> REQUEST: What lines of the data include the string "томъ"? Copy them all.

^^^^^^^^

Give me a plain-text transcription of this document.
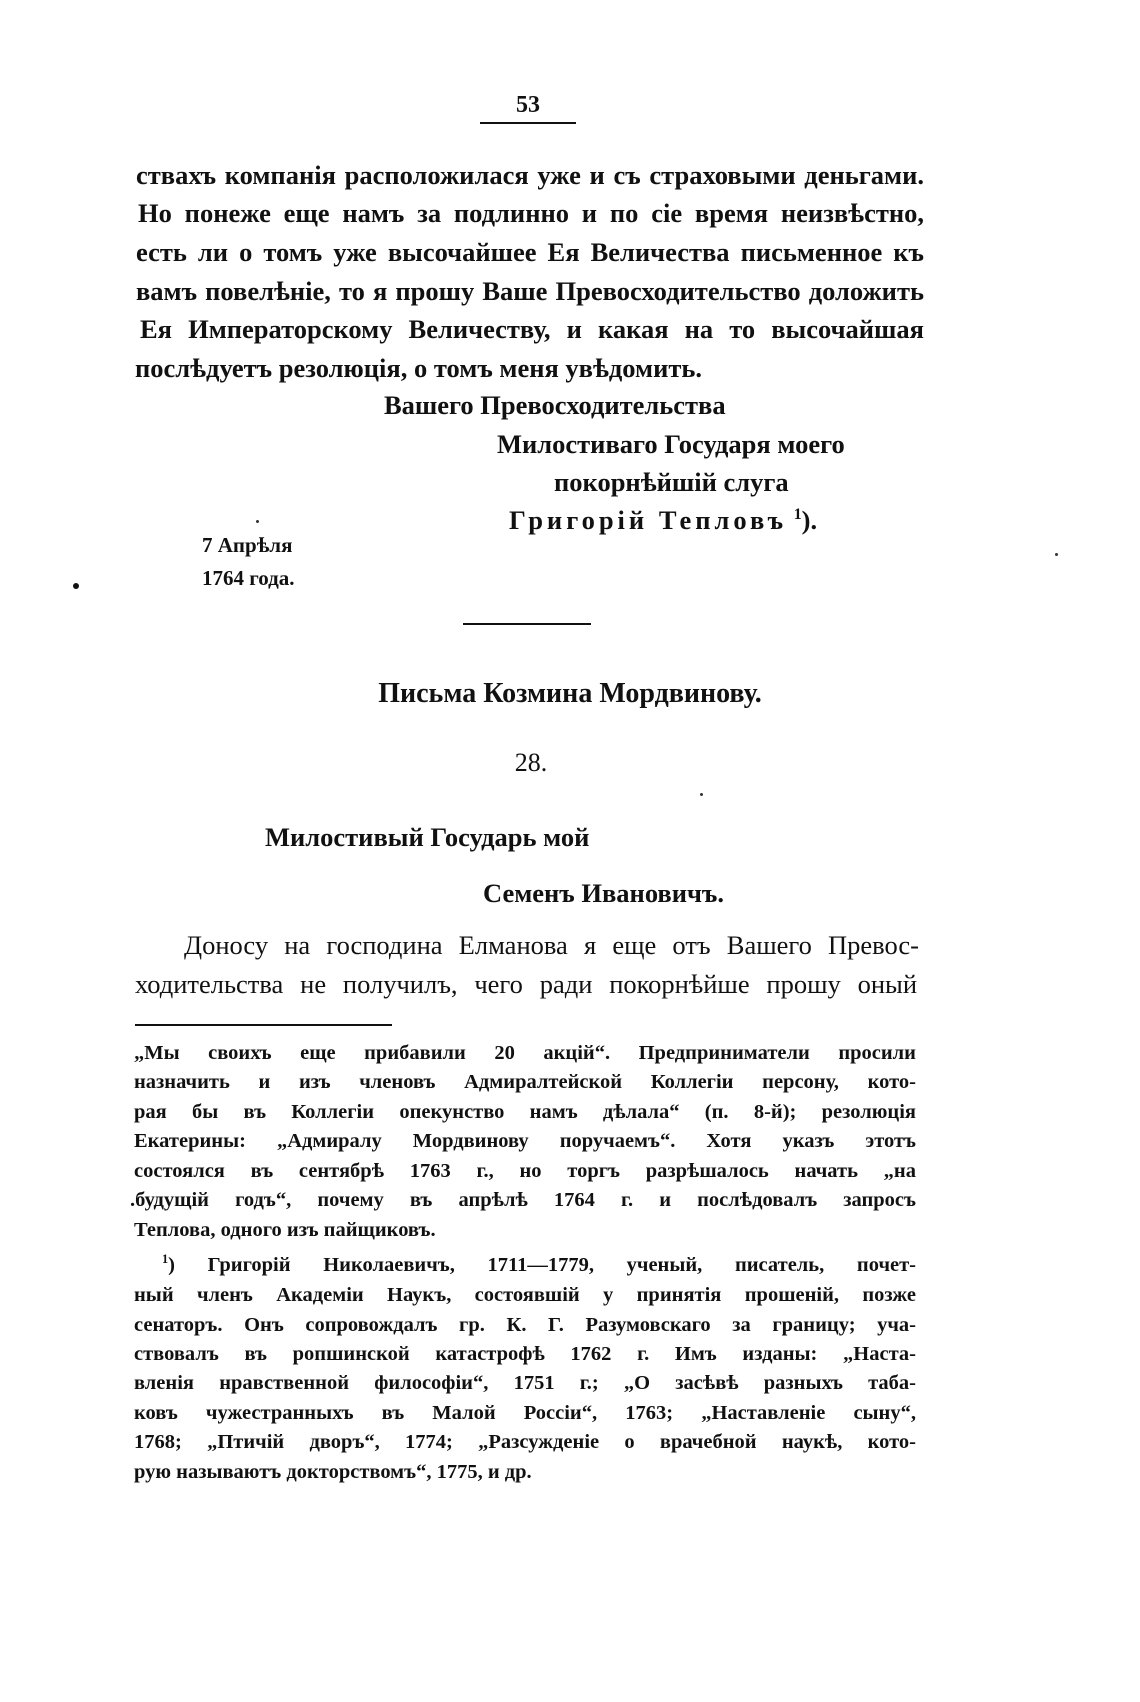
53
ствахъ компанія расположилася уже и съ страховыми деньгами.
Но понеже еще намъ за подлинно и по сіе время неизвѣстно,
есть ли о томъ уже высочайшее Ея Величества письменное къ
вамъ повелѣніе, то я прошу Ваше Превосходительство доложить
Ея Императорскому Величеству, и какая на то высочайшая
послѣдуетъ резолюція, о томъ меня увѣдомить.
Вашего Превосходительства
Милостиваго Государя моего
покорнѣйшій слуга
Григорій Тепловъ $^1$).
7 Апрѣля
1764 года.
Письма Козмина Мордвинову.
28.
Милостивый Государь мой
Семенъ Ивановичъ.
Доносу на господина Елманова я еще отъ Вашего Превос-
ходительства не получилъ, чего ради покорнѣйше прошу оный
„Мы своихъ еще прибавили 20 акцій“. Предприниматели просили
назначить и изъ членовъ Адмиралтейской Коллегіи персону, кото-
рая бы въ Коллегіи опекунство намъ дѣлала“ (п. 8-й); резолюція
Екатерины: „Адмиралу Мордвинову поручаемъ“. Хотя указъ этотъ
состоялся въ сентябрѣ 1763 г., но торгъ разрѣшалось начать „на
.будущій годъ“, почему въ апрѣлѣ 1764 г. и послѣдовалъ запросъ
Теплова, одного изъ пайщиковъ.
$^1$) Григорій Николаевичъ, 1711—1779, ученый, писатель, почет-
ный членъ Академіи Наукъ, состоявшій у принятія прошеній, позже
сенаторъ. Онъ сопровождалъ гр. К. Г. Разумовскаго за границу; уча-
ствовалъ въ ропшинской катастрофѣ 1762 г. Имъ изданы: „Наста-
вленія нравственной философіи“, 1751 г.; „О засѣвѣ разныхъ таба-
ковъ чужестранныхъ въ Малой Россіи“, 1763; „Наставленіе сыну“,
1768; „Птичій дворъ“, 1774; „Разсужденіе о врачебной наукѣ, кото-
рую называютъ докторствомъ“, 1775, и др.
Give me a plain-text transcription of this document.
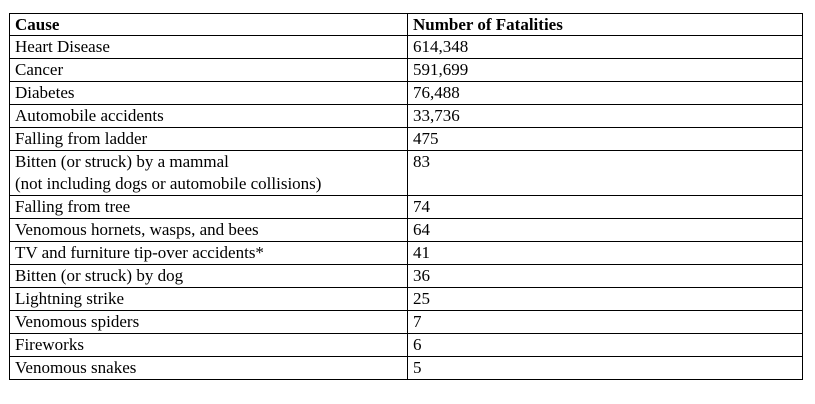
Cause	Number of Fatalities
Heart Disease	614,348
Cancer	591,699
Diabetes	76,488
Automobile accidents	33,736
Falling from ladder	475

Bitten (or struck) by a mammal
(not including dogs or automobile collisions)	83
Falling from tree	74
Venomous hornets, wasps, and bees	64
TV and furniture tip-over accidents*	41
Bitten (or struck) by dog	36
Lightning strike	25
Venomous spiders	7
Fireworks	6
Venomous snakes	5
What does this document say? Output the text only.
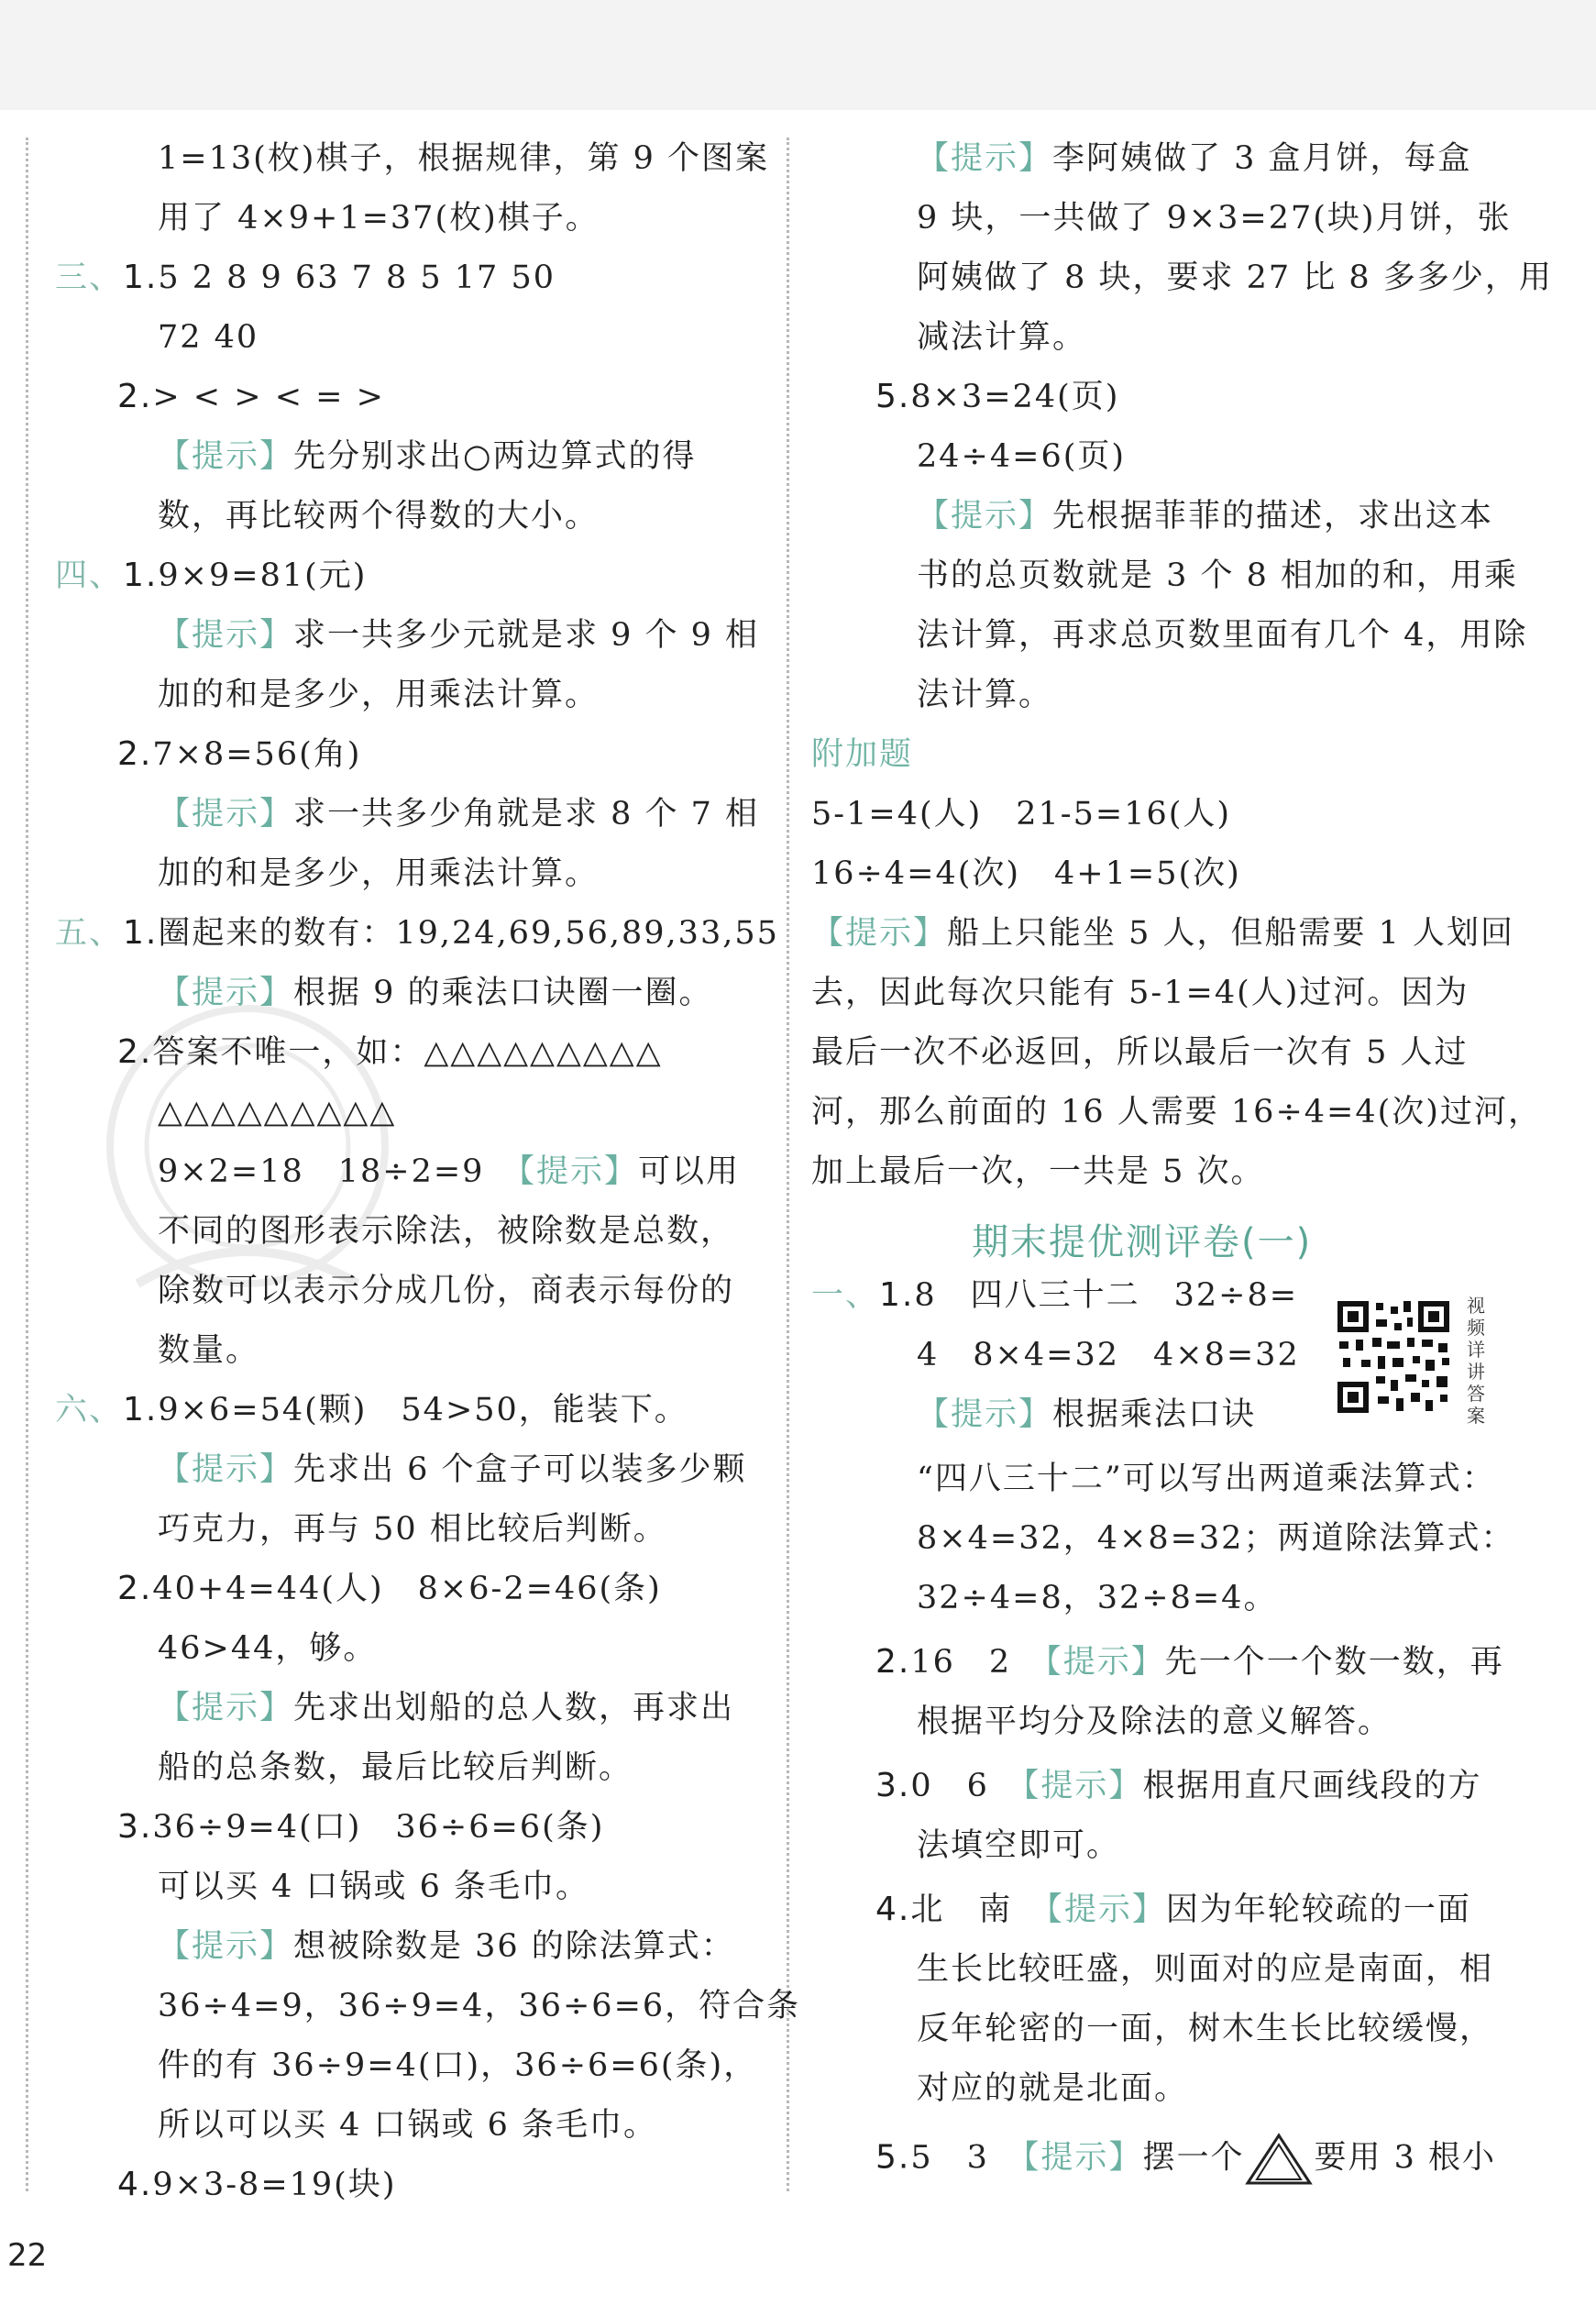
1=13(枚)棋子，根据规律，第 9 个图案
用了 4×9+1=37(枚)棋子。
三、1.5 2 8 9 63 7 8 5 17 50
72 40
2.> < > < = >
【提示】先分别求出○两边算式的得
数，再比较两个得数的大小。
四、1.9×9=81(元)
【提示】求一共多少元就是求 9 个 9 相
加的和是多少，用乘法计算。
2.7×8=56(角)
【提示】求一共多少角就是求 8 个 7 相
加的和是多少，用乘法计算。
五、1.圈起来的数有：19,24,69,56,89,33,55
【提示】根据 9 的乘法口诀圈一圈。
2.答案不唯一，如：△△△△△△△△△
△△△△△△△△△
9×2=18　18÷2=9　 【提示】可以用
不同的图形表示除法，被除数是总数，
除数可以表示分成几份，商表示每份的
数量。
六、1.9×6=54(颗)　54>50，能装下。
【提示】先求出 6 个盒子可以装多少颗
巧克力，再与 50 相比较后判断。
2.40+4=44(人)　8×6-2=46(条)
46>44，够。
【提示】先求出划船的总人数，再求出
船的总条数，最后比较后判断。
3.36÷9=4(口)　36÷6=6(条)
可以买 4 口锅或 6 条毛巾。
【提示】想被除数是 36 的除法算式：
36÷4=9，36÷9=4，36÷6=6，符合条
件的有 36÷9=4(口)，36÷6=6(条)，
所以可以买 4 口锅或 6 条毛巾。
4.9×3-8=19(块)
【提示】李阿姨做了 3 盒月饼，每盒
9 块，一共做了 9×3=27(块)月饼，张
阿姨做了 8 块，要求 27 比 8 多多少，用
减法计算。
5.8×3=24(页)
24÷4=6(页)
【提示】先根据菲菲的描述，求出这本
书的总页数就是 3 个 8 相加的和，用乘
法计算，再求总页数里面有几个 4，用除
法计算。
附加题
5-1=4(人)　21-5=16(人)
16÷4=4(次)　4+1=5(次)
【提示】船上只能坐 5 人，但船需要 1 人划回
去，因此每次只能有 5-1=4(人)过河。因为
最后一次不必返回，所以最后一次有 5 人过
河，那么前面的 16 人需要 16÷4=4(次)过河，
加上最后一次，一共是 5 次。
一、1.8　四八三十二　32÷8=
4　8×4=32　4×8=32
【提示】根据乘法口诀
“四八三十二”可以写出两道乘法算式：
8×4=32，4×8=32；两道除法算式：
32÷4=8，32÷8=4。
2.16　2　 【提示】先一个一个数一数，再
根据平均分及除法的意义解答。
3.0　6　 【提示】根据用直尺画线段的方
法填空即可。
4.北　南　 【提示】因为年轮较疏的一面
生长比较旺盛，则面对的应是南面，相
反年轮密的一面，树木生长比较缓慢，
对应的就是北面。
5.5　3　 【提示】摆一个 要用 3 根小
期末提优测评卷(一)
视频详讲答案
22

^^^^^^^^

> WRITTEN REPLY:
есть ли о томъ уже высочайшее Ея Величества письменное къ
послѣдуетъ резолюція, о томъ меня увѣдомить.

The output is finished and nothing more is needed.